## start Given entries

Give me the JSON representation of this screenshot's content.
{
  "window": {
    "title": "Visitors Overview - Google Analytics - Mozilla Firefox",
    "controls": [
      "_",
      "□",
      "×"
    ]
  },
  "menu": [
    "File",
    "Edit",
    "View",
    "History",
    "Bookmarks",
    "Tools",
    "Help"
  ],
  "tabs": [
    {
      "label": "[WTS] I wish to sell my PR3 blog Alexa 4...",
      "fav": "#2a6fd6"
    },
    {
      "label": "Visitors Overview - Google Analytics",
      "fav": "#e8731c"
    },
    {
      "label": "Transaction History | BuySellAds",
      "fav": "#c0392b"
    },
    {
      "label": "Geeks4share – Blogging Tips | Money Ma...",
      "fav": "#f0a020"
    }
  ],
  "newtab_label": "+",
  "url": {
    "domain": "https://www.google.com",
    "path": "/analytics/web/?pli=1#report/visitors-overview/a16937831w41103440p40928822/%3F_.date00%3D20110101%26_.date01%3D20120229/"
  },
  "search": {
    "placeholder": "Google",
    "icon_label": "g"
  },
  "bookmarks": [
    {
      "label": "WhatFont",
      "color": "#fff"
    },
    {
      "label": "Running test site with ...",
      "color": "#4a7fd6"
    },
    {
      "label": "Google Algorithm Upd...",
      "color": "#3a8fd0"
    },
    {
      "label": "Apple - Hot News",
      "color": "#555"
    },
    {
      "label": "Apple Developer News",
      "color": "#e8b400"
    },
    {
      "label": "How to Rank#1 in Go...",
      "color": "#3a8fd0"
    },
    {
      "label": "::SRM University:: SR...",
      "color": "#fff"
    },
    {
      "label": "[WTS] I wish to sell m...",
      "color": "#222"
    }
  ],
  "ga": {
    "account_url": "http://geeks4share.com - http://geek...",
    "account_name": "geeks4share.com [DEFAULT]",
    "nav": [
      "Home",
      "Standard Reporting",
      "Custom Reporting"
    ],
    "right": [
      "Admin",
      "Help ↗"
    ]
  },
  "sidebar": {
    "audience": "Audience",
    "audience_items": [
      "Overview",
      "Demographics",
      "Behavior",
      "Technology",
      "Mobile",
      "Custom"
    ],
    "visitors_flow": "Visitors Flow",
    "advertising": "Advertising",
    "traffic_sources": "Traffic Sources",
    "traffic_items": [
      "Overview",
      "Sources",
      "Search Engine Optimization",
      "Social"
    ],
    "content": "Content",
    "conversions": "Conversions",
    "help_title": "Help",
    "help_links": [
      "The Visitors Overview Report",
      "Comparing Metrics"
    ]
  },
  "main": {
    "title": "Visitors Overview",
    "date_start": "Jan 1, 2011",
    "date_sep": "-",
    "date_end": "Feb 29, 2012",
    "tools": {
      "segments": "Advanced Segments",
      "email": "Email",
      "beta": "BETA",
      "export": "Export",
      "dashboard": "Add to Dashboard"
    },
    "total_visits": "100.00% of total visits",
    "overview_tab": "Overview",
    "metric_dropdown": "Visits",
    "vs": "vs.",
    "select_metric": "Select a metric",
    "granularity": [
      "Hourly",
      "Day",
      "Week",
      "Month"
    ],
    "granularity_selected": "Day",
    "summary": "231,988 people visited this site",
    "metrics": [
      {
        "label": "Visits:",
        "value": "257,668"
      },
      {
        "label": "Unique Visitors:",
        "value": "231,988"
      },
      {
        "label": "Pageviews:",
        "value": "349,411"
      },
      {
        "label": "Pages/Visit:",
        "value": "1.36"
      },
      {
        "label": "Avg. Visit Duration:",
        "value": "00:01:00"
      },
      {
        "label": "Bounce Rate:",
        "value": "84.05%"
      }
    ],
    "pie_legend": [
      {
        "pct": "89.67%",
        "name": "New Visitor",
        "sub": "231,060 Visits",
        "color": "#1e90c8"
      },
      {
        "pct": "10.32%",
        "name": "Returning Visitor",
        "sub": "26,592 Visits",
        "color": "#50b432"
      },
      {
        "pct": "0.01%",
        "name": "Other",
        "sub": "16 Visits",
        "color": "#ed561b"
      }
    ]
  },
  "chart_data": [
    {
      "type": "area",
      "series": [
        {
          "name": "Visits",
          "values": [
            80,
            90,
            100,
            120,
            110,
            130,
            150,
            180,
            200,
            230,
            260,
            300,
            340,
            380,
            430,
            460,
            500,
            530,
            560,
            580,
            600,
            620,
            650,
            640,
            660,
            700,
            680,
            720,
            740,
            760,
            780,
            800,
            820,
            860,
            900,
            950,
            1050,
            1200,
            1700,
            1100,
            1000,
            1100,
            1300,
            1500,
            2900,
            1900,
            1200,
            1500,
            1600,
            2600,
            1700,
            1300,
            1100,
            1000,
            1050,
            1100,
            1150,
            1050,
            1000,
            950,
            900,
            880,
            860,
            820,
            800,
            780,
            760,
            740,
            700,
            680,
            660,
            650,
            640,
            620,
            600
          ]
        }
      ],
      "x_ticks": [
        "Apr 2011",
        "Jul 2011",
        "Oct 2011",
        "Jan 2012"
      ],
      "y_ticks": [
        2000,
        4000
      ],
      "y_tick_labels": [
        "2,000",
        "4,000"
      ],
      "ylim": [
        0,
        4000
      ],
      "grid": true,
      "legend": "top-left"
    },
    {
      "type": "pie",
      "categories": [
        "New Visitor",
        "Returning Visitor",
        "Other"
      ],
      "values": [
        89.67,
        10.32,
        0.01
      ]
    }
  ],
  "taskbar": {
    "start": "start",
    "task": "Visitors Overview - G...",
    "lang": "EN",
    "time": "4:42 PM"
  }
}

## end Given entries

Only a number is wanted: how many lines of the material above hold "History"?

### Response to this task
2